(Exercise task): Leave out the images and repeat the listing below without a single change.

* start Data excerpts *

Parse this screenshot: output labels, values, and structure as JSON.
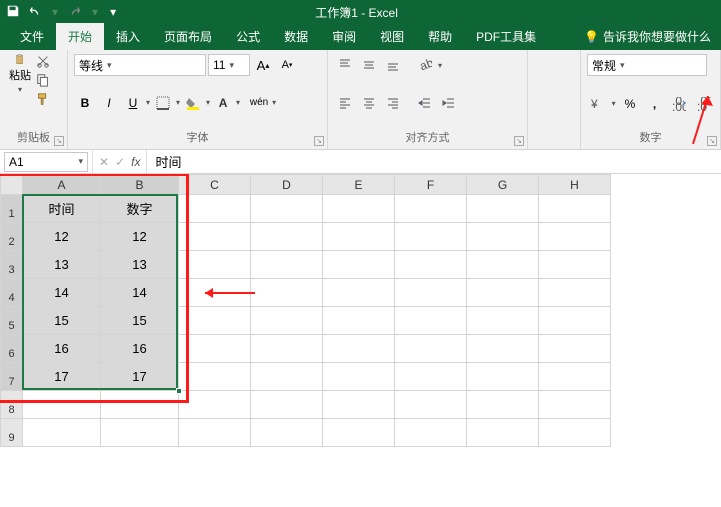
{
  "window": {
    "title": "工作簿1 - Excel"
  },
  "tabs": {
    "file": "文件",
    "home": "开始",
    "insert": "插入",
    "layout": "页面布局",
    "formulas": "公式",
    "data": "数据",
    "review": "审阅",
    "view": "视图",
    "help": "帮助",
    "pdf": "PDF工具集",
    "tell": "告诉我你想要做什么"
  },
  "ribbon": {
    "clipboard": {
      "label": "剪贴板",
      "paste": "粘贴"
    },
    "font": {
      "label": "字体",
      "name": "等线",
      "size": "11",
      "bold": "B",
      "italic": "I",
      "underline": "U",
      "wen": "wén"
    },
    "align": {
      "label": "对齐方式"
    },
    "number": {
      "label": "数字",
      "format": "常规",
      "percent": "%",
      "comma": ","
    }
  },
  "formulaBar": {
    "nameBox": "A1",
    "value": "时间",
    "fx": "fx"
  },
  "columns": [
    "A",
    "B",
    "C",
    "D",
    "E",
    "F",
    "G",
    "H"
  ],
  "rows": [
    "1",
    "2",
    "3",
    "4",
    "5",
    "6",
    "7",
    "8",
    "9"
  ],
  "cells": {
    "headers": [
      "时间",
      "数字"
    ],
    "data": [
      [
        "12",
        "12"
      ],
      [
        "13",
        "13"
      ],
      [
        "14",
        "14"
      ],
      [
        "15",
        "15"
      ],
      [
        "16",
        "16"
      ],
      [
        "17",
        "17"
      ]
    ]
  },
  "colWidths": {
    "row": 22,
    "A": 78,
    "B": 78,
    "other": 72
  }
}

* end Data excerpts *

(Task solution):
Parse this screenshot: output labels, values, and structure as JSON.
{
  "window": {
    "title": "工作簿1 - Excel"
  },
  "tabs": {
    "file": "文件",
    "home": "开始",
    "insert": "插入",
    "layout": "页面布局",
    "formulas": "公式",
    "data": "数据",
    "review": "审阅",
    "view": "视图",
    "help": "帮助",
    "pdf": "PDF工具集",
    "tell": "告诉我你想要做什么"
  },
  "ribbon": {
    "clipboard": {
      "label": "剪贴板",
      "paste": "粘贴"
    },
    "font": {
      "label": "字体",
      "name": "等线",
      "size": "11",
      "bold": "B",
      "italic": "I",
      "underline": "U",
      "wen": "wén"
    },
    "align": {
      "label": "对齐方式"
    },
    "number": {
      "label": "数字",
      "format": "常规",
      "percent": "%",
      "comma": ","
    }
  },
  "formulaBar": {
    "nameBox": "A1",
    "value": "时间",
    "fx": "fx"
  },
  "columns": [
    "A",
    "B",
    "C",
    "D",
    "E",
    "F",
    "G",
    "H"
  ],
  "rows": [
    "1",
    "2",
    "3",
    "4",
    "5",
    "6",
    "7",
    "8",
    "9"
  ],
  "cells": {
    "headers": [
      "时间",
      "数字"
    ],
    "data": [
      [
        "12",
        "12"
      ],
      [
        "13",
        "13"
      ],
      [
        "14",
        "14"
      ],
      [
        "15",
        "15"
      ],
      [
        "16",
        "16"
      ],
      [
        "17",
        "17"
      ]
    ]
  },
  "colWidths": {
    "row": 22,
    "A": 78,
    "B": 78,
    "other": 72
  }
}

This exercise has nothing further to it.